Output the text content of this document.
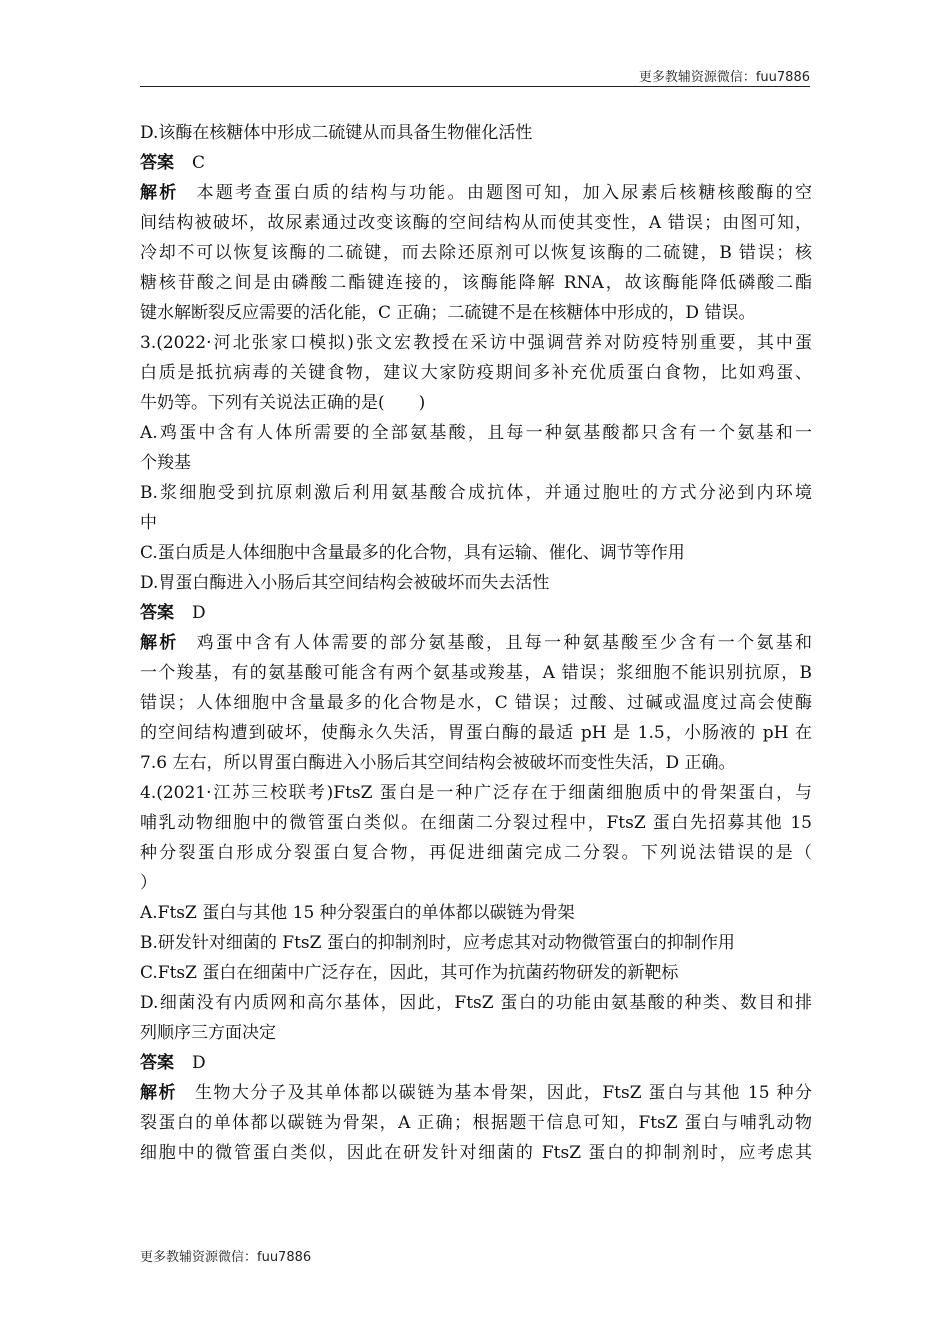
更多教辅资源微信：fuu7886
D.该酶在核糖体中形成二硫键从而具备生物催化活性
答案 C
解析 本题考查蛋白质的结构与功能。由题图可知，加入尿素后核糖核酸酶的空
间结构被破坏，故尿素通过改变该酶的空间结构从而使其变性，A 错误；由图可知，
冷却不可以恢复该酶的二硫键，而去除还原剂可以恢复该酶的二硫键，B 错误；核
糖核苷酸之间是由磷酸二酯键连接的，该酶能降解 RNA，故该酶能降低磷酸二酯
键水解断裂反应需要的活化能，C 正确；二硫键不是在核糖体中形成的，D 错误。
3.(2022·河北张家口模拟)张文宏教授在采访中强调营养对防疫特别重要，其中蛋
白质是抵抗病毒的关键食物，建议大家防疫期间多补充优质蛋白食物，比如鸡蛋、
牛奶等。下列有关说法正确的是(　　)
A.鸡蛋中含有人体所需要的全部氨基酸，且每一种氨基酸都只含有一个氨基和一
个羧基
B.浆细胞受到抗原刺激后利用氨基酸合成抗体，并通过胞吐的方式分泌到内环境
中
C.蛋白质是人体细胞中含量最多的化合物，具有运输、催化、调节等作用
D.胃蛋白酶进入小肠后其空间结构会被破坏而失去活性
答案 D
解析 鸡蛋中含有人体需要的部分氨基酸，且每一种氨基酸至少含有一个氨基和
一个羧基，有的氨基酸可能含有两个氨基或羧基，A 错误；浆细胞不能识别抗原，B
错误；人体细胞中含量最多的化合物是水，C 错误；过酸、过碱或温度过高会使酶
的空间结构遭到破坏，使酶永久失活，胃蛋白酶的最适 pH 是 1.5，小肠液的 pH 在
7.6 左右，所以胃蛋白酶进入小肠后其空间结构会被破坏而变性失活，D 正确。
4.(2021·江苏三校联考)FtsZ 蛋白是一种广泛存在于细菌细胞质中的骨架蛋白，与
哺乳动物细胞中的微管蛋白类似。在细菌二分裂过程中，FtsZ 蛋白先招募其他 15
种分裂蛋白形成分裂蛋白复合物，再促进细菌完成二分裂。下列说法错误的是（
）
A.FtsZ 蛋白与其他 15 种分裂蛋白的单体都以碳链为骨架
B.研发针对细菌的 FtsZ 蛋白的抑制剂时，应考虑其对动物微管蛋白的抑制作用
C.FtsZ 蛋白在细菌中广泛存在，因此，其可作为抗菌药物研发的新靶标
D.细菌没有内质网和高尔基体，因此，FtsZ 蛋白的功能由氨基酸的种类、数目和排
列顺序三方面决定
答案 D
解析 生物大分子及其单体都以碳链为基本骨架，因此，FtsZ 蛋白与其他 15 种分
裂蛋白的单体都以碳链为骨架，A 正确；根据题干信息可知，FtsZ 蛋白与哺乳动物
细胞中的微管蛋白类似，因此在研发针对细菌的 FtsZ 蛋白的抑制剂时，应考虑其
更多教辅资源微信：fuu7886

========

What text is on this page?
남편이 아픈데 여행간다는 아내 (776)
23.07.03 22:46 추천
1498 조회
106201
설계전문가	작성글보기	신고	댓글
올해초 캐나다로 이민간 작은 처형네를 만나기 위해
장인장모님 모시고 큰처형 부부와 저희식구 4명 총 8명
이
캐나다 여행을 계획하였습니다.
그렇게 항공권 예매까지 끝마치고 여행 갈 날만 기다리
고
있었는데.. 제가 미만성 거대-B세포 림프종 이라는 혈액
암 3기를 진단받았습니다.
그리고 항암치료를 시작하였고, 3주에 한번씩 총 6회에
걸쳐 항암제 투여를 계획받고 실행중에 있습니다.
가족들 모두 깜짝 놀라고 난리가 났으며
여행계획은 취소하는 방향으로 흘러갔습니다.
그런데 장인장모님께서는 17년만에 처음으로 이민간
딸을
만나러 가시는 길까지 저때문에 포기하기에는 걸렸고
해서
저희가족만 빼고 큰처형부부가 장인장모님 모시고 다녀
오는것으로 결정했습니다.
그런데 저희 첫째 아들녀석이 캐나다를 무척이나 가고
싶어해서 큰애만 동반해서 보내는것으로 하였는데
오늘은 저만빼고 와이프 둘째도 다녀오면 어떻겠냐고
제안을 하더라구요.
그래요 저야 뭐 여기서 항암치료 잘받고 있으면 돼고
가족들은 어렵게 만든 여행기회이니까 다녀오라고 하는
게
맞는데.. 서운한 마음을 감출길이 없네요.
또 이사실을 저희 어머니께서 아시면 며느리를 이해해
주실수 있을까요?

========

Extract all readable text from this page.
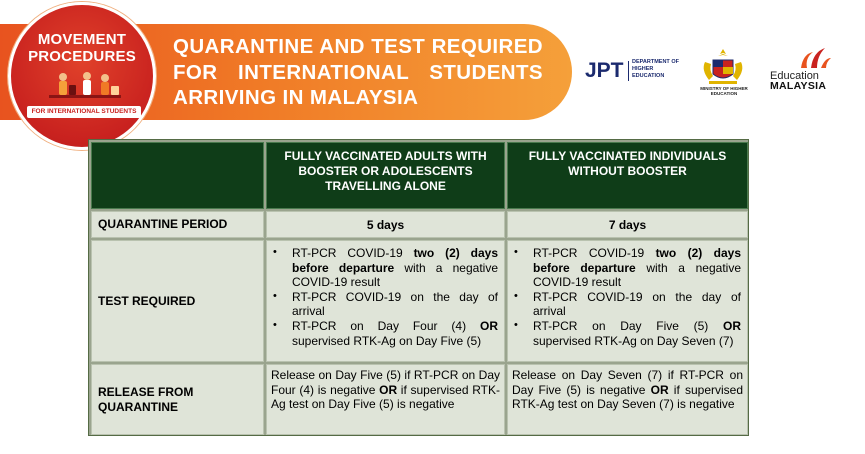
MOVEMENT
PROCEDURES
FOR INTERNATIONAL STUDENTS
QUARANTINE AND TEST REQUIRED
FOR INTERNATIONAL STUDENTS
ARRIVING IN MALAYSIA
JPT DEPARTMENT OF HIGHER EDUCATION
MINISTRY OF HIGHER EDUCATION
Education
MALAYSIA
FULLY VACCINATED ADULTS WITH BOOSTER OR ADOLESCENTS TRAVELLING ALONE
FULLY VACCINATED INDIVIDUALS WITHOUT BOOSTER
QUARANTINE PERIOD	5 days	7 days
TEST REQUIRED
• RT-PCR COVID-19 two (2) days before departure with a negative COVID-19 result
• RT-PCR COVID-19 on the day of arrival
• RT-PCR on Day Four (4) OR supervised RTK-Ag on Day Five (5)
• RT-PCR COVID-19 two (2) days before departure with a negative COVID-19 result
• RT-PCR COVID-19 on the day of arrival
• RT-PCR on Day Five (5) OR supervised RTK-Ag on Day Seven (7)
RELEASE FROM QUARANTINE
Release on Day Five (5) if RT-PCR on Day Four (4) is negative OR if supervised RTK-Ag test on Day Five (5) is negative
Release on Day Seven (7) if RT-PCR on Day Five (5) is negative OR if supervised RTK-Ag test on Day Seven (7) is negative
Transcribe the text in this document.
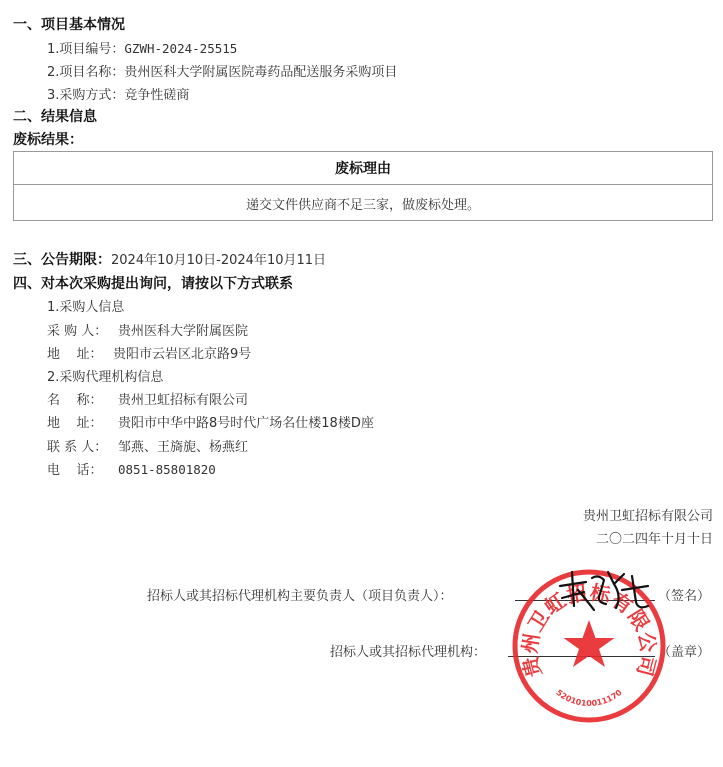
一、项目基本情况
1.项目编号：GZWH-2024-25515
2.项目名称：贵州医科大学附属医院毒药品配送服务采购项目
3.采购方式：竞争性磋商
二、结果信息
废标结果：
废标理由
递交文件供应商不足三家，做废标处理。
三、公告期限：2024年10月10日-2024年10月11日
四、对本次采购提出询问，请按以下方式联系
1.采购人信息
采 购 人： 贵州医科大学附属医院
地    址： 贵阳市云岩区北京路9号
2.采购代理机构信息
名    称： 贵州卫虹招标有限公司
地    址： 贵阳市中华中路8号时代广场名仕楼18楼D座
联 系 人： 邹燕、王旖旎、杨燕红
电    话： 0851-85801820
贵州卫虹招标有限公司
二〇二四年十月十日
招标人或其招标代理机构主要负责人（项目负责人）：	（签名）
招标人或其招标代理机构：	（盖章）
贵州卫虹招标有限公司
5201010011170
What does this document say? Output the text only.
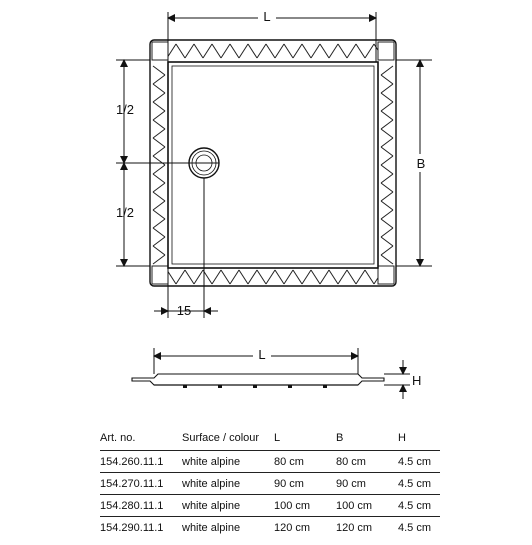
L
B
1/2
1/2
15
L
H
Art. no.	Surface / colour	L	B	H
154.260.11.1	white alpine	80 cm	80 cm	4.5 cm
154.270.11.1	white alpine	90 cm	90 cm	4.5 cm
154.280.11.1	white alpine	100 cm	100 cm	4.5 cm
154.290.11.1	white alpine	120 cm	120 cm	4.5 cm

========

**Problem to work on:** Find the word "negative" in the records and pull out each line that has it.

**Full answer:**
• RT-PCR COVID-19 two (2) days before departure with a negative COVID-19 result
• RT-PCR COVID-19 two (2) days before departure with a negative COVID-19 result
Release on Day Five (5) if RT-PCR on Day Four (4) is negative OR if supervised RTK-Ag test on Day Five (5) is negative
Release on Day Seven (7) if RT-PCR on Day Five (5) is negative OR if supervised RTK-Ag test on Day Seven (7) is negative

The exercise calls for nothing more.